Set problem:
Return, without any alteration, the lines from the one containing "For every button, label, input, icon, or" through the one containing "legend-marker-deu_latn [750, 135, 762, 147]", including both of those lines.

Extracted records:
---

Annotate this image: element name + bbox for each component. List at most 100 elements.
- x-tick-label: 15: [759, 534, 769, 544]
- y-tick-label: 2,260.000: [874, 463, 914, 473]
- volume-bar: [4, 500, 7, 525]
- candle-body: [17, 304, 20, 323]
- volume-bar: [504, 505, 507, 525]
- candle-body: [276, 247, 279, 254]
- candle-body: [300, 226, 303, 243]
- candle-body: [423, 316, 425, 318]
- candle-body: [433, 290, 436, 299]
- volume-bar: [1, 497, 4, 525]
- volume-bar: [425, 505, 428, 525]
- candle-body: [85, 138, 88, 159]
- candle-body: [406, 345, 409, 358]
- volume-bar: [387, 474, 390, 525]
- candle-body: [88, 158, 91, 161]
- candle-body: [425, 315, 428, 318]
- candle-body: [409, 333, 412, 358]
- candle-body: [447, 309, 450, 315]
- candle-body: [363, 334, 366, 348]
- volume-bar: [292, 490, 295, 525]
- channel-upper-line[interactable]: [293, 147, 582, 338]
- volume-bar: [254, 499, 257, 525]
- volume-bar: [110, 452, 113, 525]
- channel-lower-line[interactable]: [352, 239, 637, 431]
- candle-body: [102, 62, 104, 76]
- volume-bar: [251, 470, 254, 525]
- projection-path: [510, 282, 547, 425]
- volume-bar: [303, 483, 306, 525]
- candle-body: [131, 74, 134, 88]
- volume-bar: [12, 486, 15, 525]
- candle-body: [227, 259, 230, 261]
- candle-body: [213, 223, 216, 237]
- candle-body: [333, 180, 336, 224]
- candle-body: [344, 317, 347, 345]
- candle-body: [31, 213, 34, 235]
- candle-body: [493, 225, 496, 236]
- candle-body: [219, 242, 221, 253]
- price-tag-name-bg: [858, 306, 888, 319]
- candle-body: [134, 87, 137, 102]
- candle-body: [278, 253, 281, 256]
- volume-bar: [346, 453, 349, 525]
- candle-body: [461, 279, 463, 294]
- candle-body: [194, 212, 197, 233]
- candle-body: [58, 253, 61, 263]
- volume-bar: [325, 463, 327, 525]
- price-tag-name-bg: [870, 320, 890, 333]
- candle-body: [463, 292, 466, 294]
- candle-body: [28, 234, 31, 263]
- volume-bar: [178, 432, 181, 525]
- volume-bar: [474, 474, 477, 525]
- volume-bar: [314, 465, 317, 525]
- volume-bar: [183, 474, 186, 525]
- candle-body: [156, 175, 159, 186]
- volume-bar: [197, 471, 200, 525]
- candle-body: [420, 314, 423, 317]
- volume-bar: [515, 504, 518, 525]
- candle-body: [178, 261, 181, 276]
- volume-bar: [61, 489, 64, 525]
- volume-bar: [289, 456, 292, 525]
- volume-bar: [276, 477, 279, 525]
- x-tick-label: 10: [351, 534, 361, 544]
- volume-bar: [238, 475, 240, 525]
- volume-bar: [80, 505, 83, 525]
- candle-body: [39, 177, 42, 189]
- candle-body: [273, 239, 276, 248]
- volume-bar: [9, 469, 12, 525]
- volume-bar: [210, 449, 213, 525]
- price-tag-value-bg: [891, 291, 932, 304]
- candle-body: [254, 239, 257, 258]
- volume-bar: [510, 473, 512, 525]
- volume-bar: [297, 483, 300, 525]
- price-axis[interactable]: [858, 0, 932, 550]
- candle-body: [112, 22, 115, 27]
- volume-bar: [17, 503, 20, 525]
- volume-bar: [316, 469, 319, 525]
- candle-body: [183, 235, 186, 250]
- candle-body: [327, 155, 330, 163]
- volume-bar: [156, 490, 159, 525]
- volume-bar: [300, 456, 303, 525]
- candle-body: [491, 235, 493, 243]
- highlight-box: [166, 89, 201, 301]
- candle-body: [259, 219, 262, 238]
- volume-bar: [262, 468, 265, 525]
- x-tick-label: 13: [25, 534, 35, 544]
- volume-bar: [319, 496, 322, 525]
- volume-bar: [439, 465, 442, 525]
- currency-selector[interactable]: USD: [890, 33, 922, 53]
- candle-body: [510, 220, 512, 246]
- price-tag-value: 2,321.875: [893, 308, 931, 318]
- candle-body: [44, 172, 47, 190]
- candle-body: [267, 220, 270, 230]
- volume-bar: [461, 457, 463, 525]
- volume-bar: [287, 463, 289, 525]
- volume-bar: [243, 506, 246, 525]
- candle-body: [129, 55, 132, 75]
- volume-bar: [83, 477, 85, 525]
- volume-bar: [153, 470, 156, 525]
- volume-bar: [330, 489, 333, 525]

---

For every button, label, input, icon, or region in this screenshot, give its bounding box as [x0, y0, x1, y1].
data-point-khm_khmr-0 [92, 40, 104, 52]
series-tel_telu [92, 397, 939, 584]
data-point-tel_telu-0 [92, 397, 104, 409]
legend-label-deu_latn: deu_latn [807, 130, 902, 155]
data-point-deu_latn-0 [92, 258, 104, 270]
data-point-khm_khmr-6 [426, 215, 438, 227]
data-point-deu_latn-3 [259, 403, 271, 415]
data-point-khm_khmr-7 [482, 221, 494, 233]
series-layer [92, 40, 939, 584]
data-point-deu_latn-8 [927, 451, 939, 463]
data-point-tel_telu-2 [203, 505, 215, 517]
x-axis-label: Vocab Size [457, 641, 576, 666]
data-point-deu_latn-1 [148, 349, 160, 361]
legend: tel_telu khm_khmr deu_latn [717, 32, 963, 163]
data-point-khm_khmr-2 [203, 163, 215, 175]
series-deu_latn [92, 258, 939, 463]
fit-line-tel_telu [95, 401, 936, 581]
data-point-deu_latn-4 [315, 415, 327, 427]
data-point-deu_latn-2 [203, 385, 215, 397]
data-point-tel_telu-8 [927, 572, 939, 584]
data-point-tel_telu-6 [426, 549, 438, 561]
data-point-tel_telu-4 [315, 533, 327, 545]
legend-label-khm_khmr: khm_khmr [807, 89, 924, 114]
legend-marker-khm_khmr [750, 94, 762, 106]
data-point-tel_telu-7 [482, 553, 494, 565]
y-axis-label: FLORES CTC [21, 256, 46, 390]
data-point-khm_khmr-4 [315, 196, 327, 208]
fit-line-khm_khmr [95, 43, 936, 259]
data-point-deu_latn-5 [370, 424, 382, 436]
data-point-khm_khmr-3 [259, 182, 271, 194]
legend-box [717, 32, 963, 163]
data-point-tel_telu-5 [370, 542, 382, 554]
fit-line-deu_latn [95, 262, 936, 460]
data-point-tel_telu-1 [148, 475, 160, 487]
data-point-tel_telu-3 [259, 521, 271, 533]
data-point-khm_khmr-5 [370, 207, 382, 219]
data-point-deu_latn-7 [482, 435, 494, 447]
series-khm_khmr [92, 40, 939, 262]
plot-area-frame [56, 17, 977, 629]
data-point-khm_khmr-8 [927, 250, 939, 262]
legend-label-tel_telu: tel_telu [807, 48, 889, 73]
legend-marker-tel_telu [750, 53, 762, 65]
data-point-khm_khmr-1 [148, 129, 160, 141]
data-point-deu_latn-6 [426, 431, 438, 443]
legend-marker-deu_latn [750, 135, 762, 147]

---

Written response:
For every button, label, input, icon, or region in this screenshot, give its bounding box as [x0, y0, x1, y1].
data-point-khm_khmr-0 [92, 40, 104, 52]
series-tel_telu [92, 397, 939, 584]
data-point-tel_telu-0 [92, 397, 104, 409]
legend-label-deu_latn: deu_latn [807, 130, 902, 155]
data-point-deu_latn-0 [92, 258, 104, 270]
data-point-khm_khmr-6 [426, 215, 438, 227]
data-point-deu_latn-3 [259, 403, 271, 415]
data-point-khm_khmr-7 [482, 221, 494, 233]
series-layer [92, 40, 939, 584]
data-point-deu_latn-8 [927, 451, 939, 463]
data-point-tel_telu-2 [203, 505, 215, 517]
x-axis-label: Vocab Size [457, 641, 576, 666]
data-point-deu_latn-1 [148, 349, 160, 361]
legend: tel_telu khm_khmr deu_latn [717, 32, 963, 163]
data-point-khm_khmr-2 [203, 163, 215, 175]
series-deu_latn [92, 258, 939, 463]
fit-line-tel_telu [95, 401, 936, 581]
data-point-deu_latn-4 [315, 415, 327, 427]
data-point-deu_latn-2 [203, 385, 215, 397]
data-point-tel_telu-8 [927, 572, 939, 584]
data-point-tel_telu-6 [426, 549, 438, 561]
data-point-tel_telu-4 [315, 533, 327, 545]
legend-label-khm_khmr: khm_khmr [807, 89, 924, 114]
legend-marker-khm_khmr [750, 94, 762, 106]
data-point-tel_telu-7 [482, 553, 494, 565]
y-axis-label: FLORES CTC [21, 256, 46, 390]
data-point-khm_khmr-4 [315, 196, 327, 208]
fit-line-khm_khmr [95, 43, 936, 259]
data-point-deu_latn-5 [370, 424, 382, 436]
data-point-khm_khmr-3 [259, 182, 271, 194]
legend-box [717, 32, 963, 163]
data-point-tel_telu-5 [370, 542, 382, 554]
fit-line-deu_latn [95, 262, 936, 460]
data-point-tel_telu-1 [148, 475, 160, 487]
data-point-tel_telu-3 [259, 521, 271, 533]
data-point-khm_khmr-5 [370, 207, 382, 219]
data-point-deu_latn-7 [482, 435, 494, 447]
series-khm_khmr [92, 40, 939, 262]
plot-area-frame [56, 17, 977, 629]
data-point-khm_khmr-8 [927, 250, 939, 262]
legend-label-tel_telu: tel_telu [807, 48, 889, 73]
legend-marker-tel_telu [750, 53, 762, 65]
data-point-khm_khmr-1 [148, 129, 160, 141]
data-point-deu_latn-6 [426, 431, 438, 443]
legend-marker-deu_latn [750, 135, 762, 147]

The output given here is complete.